(Data entries for graphics)
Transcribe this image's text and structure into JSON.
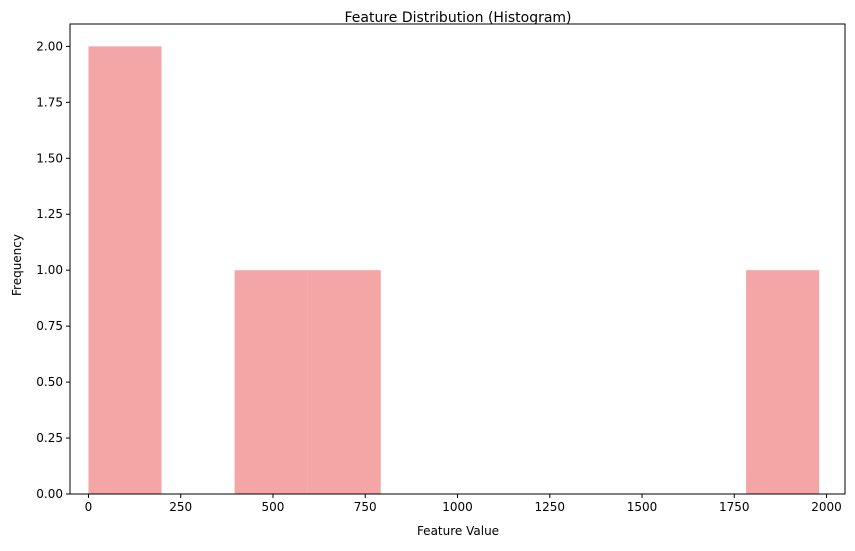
{
  "chart_data": {
    "type": "bar",
    "title": "Feature Distribution (Histogram)",
    "xlabel": "Feature Value",
    "ylabel": "Frequency",
    "xlim": [
      -50,
      2050
    ],
    "ylim": [
      0,
      2.1
    ],
    "x_ticks": [
      0,
      250,
      500,
      750,
      1000,
      1250,
      1500,
      1750,
      2000
    ],
    "y_ticks": [
      0,
      0.25,
      0.5,
      0.75,
      1.0,
      1.25,
      1.5,
      1.75,
      2.0
    ],
    "x_tick_labels": [
      "0",
      "250",
      "500",
      "750",
      "1000",
      "1250",
      "1500",
      "1750",
      "2000"
    ],
    "y_tick_labels": [
      "0.00",
      "0.25",
      "0.50",
      "0.75",
      "1.00",
      "1.25",
      "1.50",
      "1.75",
      "2.00"
    ],
    "grid": false,
    "bar_color": "#f08080",
    "bar_opacity": 0.7,
    "bins": [
      {
        "x_start": 0,
        "x_end": 198,
        "count": 2
      },
      {
        "x_start": 198,
        "x_end": 396,
        "count": 0
      },
      {
        "x_start": 396,
        "x_end": 594,
        "count": 1
      },
      {
        "x_start": 594,
        "x_end": 792,
        "count": 1
      },
      {
        "x_start": 792,
        "x_end": 990,
        "count": 0
      },
      {
        "x_start": 990,
        "x_end": 1188,
        "count": 0
      },
      {
        "x_start": 1188,
        "x_end": 1386,
        "count": 0
      },
      {
        "x_start": 1386,
        "x_end": 1584,
        "count": 0
      },
      {
        "x_start": 1584,
        "x_end": 1782,
        "count": 0
      },
      {
        "x_start": 1782,
        "x_end": 1980,
        "count": 1
      }
    ]
  }
}
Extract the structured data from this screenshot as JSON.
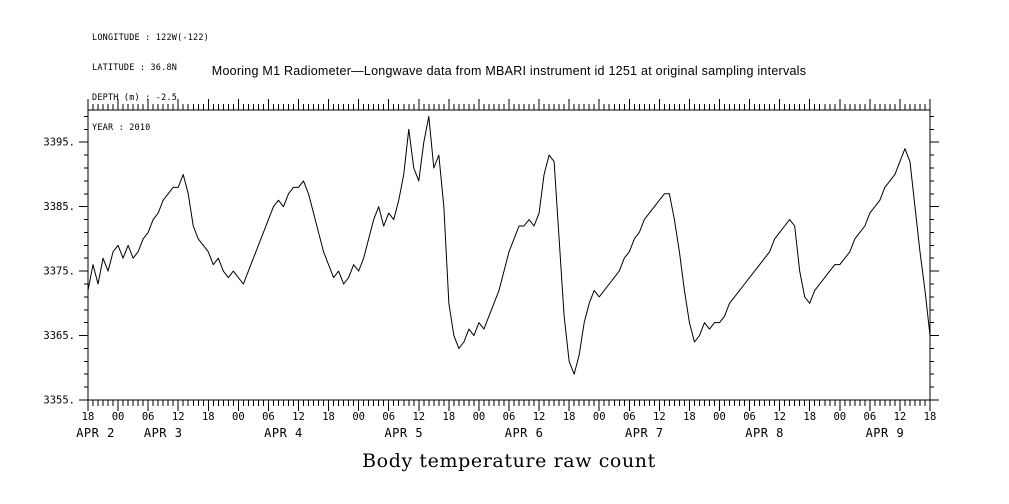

### Task instructions
Leave out the pictures and reproduce the rest of the listing exactly.

### Exercise result
Transcribe this image's text and structure into JSON.
{
  "chart_data": {
    "type": "bar",
    "title": "Feature Distribution (Histogram)",
    "xlabel": "Feature Value",
    "ylabel": "Frequency",
    "xlim": [
      -50,
      2050
    ],
    "ylim": [
      0,
      2.1
    ],
    "x_ticks": [
      0,
      250,
      500,
      750,
      1000,
      1250,
      1500,
      1750,
      2000
    ],
    "y_ticks": [
      0,
      0.25,
      0.5,
      0.75,
      1.0,
      1.25,
      1.5,
      1.75,
      2.0
    ],
    "x_tick_labels": [
      "0",
      "250",
      "500",
      "750",
      "1000",
      "1250",
      "1500",
      "1750",
      "2000"
    ],
    "y_tick_labels": [
      "0.00",
      "0.25",
      "0.50",
      "0.75",
      "1.00",
      "1.25",
      "1.50",
      "1.75",
      "2.00"
    ],
    "grid": false,
    "bar_color": "#f08080",
    "bar_opacity": 0.7,
    "bins": [
      {
        "x_start": 0,
        "x_end": 198,
        "count": 2
      },
      {
        "x_start": 198,
        "x_end": 396,
        "count": 0
      },
      {
        "x_start": 396,
        "x_end": 594,
        "count": 1
      },
      {
        "x_start": 594,
        "x_end": 792,
        "count": 1
      },
      {
        "x_start": 792,
        "x_end": 990,
        "count": 0
      },
      {
        "x_start": 990,
        "x_end": 1188,
        "count": 0
      },
      {
        "x_start": 1188,
        "x_end": 1386,
        "count": 0
      },
      {
        "x_start": 1386,
        "x_end": 1584,
        "count": 0
      },
      {
        "x_start": 1584,
        "x_end": 1782,
        "count": 0
      },
      {
        "x_start": 1782,
        "x_end": 1980,
        "count": 1
      }
    ]
  }
}
Extract the structured data from this screenshot as JSON.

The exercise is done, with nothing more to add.